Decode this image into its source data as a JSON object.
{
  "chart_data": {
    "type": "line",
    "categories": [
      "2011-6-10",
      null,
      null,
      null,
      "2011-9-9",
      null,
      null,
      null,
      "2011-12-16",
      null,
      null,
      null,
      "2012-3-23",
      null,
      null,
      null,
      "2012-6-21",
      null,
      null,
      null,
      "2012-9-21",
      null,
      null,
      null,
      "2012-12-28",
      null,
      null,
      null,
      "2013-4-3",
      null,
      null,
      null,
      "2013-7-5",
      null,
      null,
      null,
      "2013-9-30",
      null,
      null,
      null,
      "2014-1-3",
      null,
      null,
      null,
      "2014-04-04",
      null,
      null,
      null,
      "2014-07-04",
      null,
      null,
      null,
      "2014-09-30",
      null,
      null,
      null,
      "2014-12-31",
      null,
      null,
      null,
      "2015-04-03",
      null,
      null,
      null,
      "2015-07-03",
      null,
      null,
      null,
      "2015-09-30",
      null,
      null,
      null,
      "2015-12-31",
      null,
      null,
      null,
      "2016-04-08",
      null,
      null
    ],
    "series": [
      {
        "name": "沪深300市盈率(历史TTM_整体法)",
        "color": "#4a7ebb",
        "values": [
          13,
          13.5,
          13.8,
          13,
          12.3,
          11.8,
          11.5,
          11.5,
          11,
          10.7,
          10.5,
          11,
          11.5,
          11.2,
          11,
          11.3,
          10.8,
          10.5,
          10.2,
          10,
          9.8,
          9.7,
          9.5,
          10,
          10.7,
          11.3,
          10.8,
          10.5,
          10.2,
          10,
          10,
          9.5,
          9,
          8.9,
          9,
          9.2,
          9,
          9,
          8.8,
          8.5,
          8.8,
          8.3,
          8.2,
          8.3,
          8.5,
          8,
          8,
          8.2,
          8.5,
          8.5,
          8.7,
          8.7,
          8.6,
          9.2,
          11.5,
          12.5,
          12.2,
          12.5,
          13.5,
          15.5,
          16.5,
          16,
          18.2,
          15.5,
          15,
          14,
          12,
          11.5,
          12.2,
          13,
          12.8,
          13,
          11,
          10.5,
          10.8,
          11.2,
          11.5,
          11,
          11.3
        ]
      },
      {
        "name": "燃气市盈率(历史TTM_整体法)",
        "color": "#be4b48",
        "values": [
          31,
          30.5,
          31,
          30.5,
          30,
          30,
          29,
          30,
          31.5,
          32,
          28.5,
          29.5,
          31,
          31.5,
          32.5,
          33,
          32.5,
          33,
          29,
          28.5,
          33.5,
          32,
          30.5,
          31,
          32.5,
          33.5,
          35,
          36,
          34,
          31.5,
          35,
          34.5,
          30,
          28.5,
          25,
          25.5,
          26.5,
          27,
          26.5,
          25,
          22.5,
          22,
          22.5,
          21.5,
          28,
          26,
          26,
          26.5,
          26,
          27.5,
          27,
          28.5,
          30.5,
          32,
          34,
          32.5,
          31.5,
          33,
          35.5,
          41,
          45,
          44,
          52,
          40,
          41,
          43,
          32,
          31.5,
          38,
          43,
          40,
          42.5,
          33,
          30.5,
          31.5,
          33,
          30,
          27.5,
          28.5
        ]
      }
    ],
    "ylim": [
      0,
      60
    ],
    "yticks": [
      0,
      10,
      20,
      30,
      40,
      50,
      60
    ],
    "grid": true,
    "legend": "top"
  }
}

......

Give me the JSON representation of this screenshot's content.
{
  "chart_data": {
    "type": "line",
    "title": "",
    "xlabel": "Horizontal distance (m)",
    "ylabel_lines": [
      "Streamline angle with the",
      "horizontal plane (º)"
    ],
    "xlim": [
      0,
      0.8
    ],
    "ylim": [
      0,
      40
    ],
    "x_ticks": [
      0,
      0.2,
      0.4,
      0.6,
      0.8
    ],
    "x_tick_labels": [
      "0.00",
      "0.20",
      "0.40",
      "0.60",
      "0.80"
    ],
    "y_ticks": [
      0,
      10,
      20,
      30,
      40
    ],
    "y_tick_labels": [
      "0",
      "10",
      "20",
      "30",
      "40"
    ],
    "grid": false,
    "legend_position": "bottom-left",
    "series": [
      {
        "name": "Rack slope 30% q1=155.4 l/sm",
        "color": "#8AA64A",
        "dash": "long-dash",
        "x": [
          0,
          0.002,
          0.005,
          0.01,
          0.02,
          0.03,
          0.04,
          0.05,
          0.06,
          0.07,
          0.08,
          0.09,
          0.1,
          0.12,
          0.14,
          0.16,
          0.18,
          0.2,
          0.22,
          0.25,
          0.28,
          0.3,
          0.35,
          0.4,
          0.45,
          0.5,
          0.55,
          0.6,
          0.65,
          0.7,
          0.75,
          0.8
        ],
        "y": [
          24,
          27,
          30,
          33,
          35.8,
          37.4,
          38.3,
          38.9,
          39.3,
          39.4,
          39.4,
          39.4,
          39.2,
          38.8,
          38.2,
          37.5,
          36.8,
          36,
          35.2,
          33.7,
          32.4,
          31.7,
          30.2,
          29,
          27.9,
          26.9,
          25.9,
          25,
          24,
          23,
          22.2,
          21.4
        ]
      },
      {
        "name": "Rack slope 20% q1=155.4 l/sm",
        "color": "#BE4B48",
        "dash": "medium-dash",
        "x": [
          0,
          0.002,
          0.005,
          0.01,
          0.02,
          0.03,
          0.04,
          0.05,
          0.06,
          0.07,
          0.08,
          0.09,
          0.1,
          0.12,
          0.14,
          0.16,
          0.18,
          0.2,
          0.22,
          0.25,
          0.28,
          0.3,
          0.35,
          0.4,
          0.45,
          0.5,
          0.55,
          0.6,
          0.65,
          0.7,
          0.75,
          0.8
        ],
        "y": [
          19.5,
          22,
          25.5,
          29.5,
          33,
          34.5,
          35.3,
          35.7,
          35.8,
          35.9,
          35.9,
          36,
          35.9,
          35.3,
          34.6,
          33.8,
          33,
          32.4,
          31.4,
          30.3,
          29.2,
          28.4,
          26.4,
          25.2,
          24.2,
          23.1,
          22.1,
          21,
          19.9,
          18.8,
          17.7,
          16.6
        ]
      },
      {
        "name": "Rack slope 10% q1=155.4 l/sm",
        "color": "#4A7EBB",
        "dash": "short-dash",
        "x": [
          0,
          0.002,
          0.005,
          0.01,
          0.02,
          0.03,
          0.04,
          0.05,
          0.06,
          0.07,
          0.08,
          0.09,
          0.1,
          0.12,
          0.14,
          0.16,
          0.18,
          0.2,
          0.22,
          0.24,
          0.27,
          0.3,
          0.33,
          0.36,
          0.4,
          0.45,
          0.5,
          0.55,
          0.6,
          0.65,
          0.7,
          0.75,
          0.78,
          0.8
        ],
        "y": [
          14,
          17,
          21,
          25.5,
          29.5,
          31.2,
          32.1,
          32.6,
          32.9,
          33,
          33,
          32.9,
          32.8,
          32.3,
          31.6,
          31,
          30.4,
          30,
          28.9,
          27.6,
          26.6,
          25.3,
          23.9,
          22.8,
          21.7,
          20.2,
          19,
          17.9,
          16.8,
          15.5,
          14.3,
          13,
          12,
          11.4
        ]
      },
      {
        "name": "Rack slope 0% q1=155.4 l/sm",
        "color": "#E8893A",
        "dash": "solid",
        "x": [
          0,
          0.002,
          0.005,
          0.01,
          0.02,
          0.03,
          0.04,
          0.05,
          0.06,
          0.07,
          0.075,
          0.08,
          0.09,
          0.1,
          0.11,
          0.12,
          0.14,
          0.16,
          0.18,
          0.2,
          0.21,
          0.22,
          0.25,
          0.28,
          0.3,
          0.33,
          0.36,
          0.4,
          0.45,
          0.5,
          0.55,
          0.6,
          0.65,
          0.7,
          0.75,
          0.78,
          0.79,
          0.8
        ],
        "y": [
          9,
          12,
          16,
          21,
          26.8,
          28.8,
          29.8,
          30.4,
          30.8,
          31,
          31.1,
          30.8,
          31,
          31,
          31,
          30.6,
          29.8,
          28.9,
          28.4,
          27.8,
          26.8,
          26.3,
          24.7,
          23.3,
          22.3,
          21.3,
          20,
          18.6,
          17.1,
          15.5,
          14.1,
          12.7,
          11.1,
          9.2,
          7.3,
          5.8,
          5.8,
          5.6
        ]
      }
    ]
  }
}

......

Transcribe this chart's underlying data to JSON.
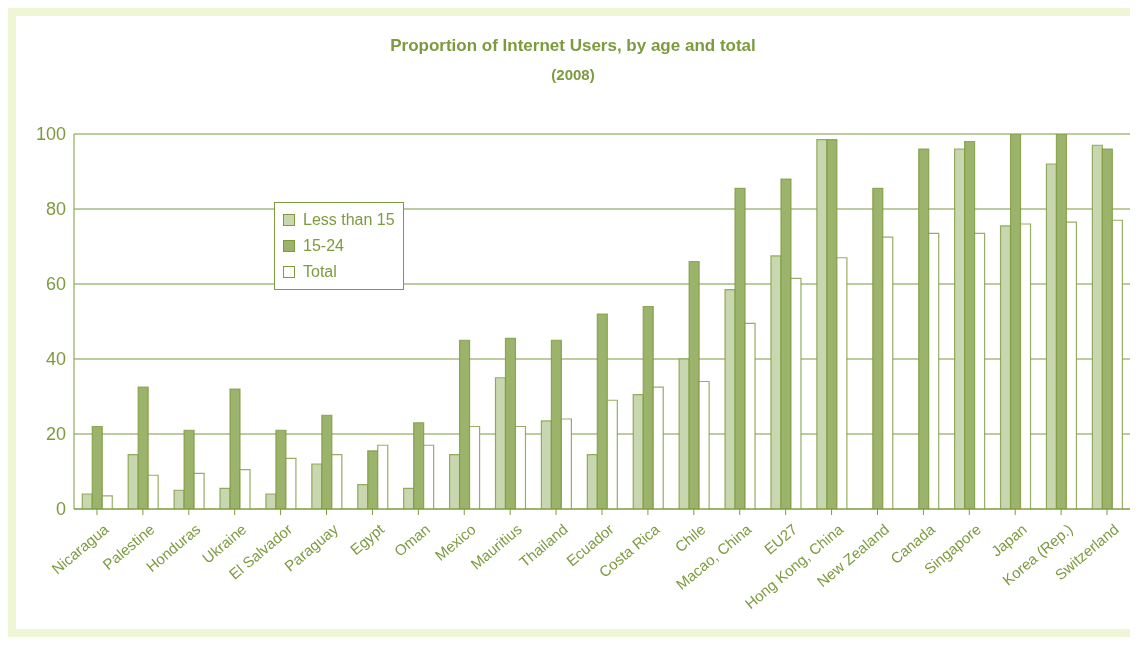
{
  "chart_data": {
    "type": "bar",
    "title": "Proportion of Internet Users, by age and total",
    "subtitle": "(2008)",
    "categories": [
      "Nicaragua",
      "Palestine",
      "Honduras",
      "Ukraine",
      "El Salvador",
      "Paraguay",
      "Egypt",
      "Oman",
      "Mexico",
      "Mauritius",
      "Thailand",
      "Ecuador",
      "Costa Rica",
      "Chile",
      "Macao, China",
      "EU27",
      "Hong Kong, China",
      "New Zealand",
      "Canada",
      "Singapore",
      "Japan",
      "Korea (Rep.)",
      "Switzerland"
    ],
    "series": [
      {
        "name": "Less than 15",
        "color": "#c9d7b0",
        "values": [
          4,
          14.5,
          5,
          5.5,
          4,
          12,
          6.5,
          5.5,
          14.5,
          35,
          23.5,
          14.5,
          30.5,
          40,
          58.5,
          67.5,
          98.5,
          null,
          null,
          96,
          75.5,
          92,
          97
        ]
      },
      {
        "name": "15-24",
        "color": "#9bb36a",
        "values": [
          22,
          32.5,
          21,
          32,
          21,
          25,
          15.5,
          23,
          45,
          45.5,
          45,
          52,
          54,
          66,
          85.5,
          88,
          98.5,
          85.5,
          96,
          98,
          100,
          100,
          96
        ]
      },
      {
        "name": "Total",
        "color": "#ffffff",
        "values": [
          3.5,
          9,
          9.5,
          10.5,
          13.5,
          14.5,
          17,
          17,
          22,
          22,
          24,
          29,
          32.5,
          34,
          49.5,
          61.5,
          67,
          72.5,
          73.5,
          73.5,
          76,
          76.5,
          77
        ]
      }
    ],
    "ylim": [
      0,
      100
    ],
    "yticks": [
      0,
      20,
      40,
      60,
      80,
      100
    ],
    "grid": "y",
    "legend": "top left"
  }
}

......

### Written request
State how many lines of the listing include the word "JSON". Reply with the number alone.

### Full answer
3